> _Supplied entries_
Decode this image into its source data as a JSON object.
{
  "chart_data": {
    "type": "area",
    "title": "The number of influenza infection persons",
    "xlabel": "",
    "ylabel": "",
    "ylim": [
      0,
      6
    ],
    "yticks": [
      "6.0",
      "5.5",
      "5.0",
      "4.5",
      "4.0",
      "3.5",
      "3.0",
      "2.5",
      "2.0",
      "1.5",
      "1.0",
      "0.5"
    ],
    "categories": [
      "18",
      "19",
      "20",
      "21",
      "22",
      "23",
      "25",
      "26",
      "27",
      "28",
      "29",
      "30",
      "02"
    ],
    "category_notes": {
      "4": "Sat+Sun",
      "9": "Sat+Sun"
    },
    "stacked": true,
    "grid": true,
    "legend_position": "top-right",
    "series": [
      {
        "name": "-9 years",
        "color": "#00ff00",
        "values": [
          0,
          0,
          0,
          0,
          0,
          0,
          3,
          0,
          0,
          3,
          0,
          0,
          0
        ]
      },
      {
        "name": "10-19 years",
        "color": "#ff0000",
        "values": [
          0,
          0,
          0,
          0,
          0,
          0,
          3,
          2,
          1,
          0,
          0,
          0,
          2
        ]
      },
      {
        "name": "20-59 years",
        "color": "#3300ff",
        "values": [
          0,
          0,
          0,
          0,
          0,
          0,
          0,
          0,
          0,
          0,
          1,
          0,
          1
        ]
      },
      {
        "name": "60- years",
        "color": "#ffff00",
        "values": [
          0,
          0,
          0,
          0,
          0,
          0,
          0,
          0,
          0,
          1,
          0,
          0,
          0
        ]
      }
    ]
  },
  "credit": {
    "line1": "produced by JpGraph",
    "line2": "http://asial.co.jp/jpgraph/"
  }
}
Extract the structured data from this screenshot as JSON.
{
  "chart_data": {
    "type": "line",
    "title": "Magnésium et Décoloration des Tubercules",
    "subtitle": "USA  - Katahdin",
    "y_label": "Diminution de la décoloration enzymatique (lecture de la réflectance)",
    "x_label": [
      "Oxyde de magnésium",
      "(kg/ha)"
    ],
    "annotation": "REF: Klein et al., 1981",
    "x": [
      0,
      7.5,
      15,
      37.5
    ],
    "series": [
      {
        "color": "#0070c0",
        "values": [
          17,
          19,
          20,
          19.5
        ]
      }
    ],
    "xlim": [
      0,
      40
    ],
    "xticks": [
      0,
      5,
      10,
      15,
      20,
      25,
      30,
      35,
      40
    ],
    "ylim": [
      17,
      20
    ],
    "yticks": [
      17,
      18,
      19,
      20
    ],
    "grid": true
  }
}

> _Work to complete_
Return all the data exactly as given.

> _Exercise output_
Decode this image into its source data as a JSON object.
{
  "chart_data": {
    "type": "area",
    "title": "The number of influenza infection persons",
    "xlabel": "",
    "ylabel": "",
    "ylim": [
      0,
      6
    ],
    "yticks": [
      "6.0",
      "5.5",
      "5.0",
      "4.5",
      "4.0",
      "3.5",
      "3.0",
      "2.5",
      "2.0",
      "1.5",
      "1.0",
      "0.5"
    ],
    "categories": [
      "18",
      "19",
      "20",
      "21",
      "22",
      "23",
      "25",
      "26",
      "27",
      "28",
      "29",
      "30",
      "02"
    ],
    "category_notes": {
      "4": "Sat+Sun",
      "9": "Sat+Sun"
    },
    "stacked": true,
    "grid": true,
    "legend_position": "top-right",
    "series": [
      {
        "name": "-9 years",
        "color": "#00ff00",
        "values": [
          0,
          0,
          0,
          0,
          0,
          0,
          3,
          0,
          0,
          3,
          0,
          0,
          0
        ]
      },
      {
        "name": "10-19 years",
        "color": "#ff0000",
        "values": [
          0,
          0,
          0,
          0,
          0,
          0,
          3,
          2,
          1,
          0,
          0,
          0,
          2
        ]
      },
      {
        "name": "20-59 years",
        "color": "#3300ff",
        "values": [
          0,
          0,
          0,
          0,
          0,
          0,
          0,
          0,
          0,
          0,
          1,
          0,
          1
        ]
      },
      {
        "name": "60- years",
        "color": "#ffff00",
        "values": [
          0,
          0,
          0,
          0,
          0,
          0,
          0,
          0,
          0,
          1,
          0,
          0,
          0
        ]
      }
    ]
  },
  "credit": {
    "line1": "produced by JpGraph",
    "line2": "http://asial.co.jp/jpgraph/"
  }
}
Extract the structured data from this screenshot as JSON.
{
  "chart_data": {
    "type": "line",
    "title": "Magnésium et Décoloration des Tubercules",
    "subtitle": "USA  - Katahdin",
    "y_label": "Diminution de la décoloration enzymatique (lecture de la réflectance)",
    "x_label": [
      "Oxyde de magnésium",
      "(kg/ha)"
    ],
    "annotation": "REF: Klein et al., 1981",
    "x": [
      0,
      7.5,
      15,
      37.5
    ],
    "series": [
      {
        "color": "#0070c0",
        "values": [
          17,
          19,
          20,
          19.5
        ]
      }
    ],
    "xlim": [
      0,
      40
    ],
    "xticks": [
      0,
      5,
      10,
      15,
      20,
      25,
      30,
      35,
      40
    ],
    "ylim": [
      17,
      20
    ],
    "yticks": [
      17,
      18,
      19,
      20
    ],
    "grid": true
  }
}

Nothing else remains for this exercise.